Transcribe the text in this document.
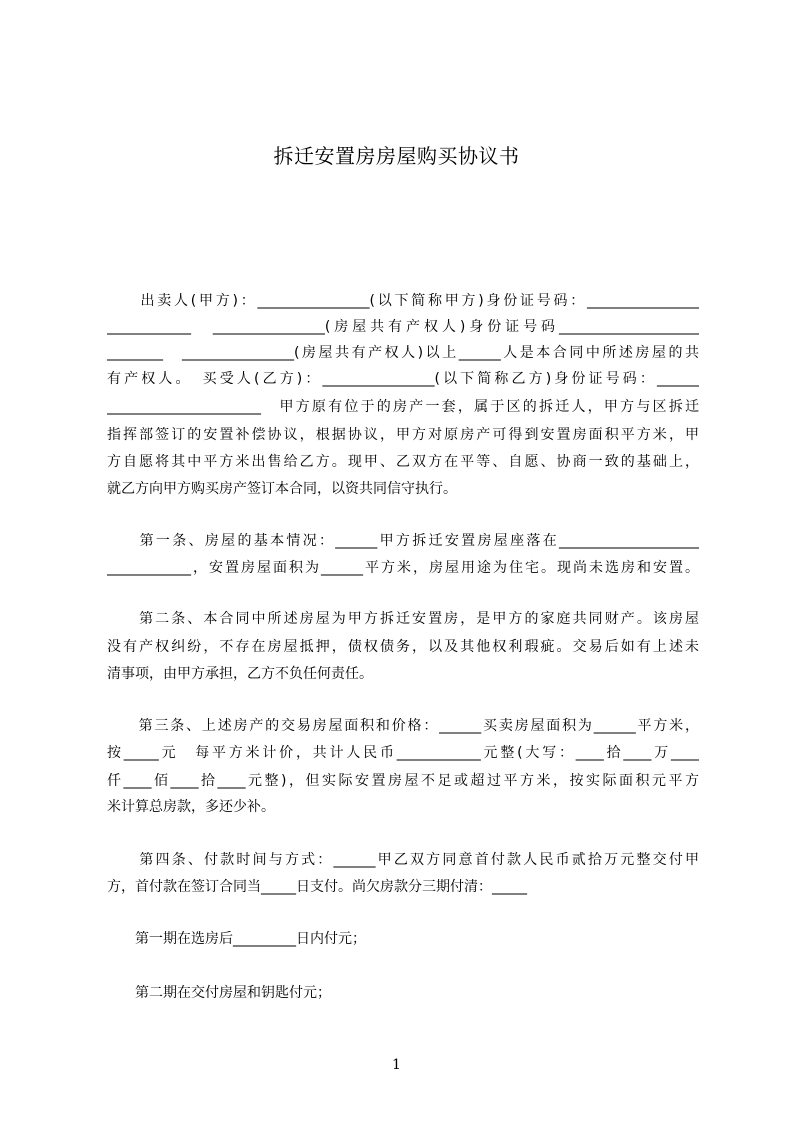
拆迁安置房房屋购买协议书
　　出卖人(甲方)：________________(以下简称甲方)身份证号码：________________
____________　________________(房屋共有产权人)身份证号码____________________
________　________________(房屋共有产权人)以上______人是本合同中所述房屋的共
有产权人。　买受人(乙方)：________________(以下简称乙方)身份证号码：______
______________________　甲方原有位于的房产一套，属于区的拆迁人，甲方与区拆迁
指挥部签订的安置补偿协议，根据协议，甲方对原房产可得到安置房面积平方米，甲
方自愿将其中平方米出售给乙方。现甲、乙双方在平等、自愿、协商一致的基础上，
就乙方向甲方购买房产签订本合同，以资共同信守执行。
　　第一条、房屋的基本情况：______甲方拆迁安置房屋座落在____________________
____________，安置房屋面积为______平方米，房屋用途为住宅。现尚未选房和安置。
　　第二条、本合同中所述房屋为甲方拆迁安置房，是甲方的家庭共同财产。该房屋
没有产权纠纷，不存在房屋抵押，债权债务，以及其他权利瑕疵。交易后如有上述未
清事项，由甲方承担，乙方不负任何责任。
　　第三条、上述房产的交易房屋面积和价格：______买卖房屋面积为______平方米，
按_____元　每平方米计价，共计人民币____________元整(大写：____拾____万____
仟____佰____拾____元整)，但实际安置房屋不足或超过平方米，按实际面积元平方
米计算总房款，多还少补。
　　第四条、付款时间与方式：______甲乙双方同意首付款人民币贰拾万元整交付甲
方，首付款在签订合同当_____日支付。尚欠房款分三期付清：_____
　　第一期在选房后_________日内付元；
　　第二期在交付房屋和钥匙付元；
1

Set problem ▸
Repeat the data exactly, dropping every picture it holds.

Response to this task ▸
Transcribe the text in this document.
拆迁安置房房屋购买协议书
　　出卖人(甲方)：________________(以下简称甲方)身份证号码：________________
____________　________________(房屋共有产权人)身份证号码____________________
________　________________(房屋共有产权人)以上______人是本合同中所述房屋的共
有产权人。　买受人(乙方)：________________(以下简称乙方)身份证号码：______
______________________　甲方原有位于的房产一套，属于区的拆迁人，甲方与区拆迁
指挥部签订的安置补偿协议，根据协议，甲方对原房产可得到安置房面积平方米，甲
方自愿将其中平方米出售给乙方。现甲、乙双方在平等、自愿、协商一致的基础上，
就乙方向甲方购买房产签订本合同，以资共同信守执行。
　　第一条、房屋的基本情况：______甲方拆迁安置房屋座落在____________________
____________，安置房屋面积为______平方米，房屋用途为住宅。现尚未选房和安置。
　　第二条、本合同中所述房屋为甲方拆迁安置房，是甲方的家庭共同财产。该房屋
没有产权纠纷，不存在房屋抵押，债权债务，以及其他权利瑕疵。交易后如有上述未
清事项，由甲方承担，乙方不负任何责任。
　　第三条、上述房产的交易房屋面积和价格：______买卖房屋面积为______平方米，
按_____元　每平方米计价，共计人民币____________元整(大写：____拾____万____
仟____佰____拾____元整)，但实际安置房屋不足或超过平方米，按实际面积元平方
米计算总房款，多还少补。
　　第四条、付款时间与方式：______甲乙双方同意首付款人民币贰拾万元整交付甲
方，首付款在签订合同当_____日支付。尚欠房款分三期付清：_____
　　第一期在选房后_________日内付元；
　　第二期在交付房屋和钥匙付元；
1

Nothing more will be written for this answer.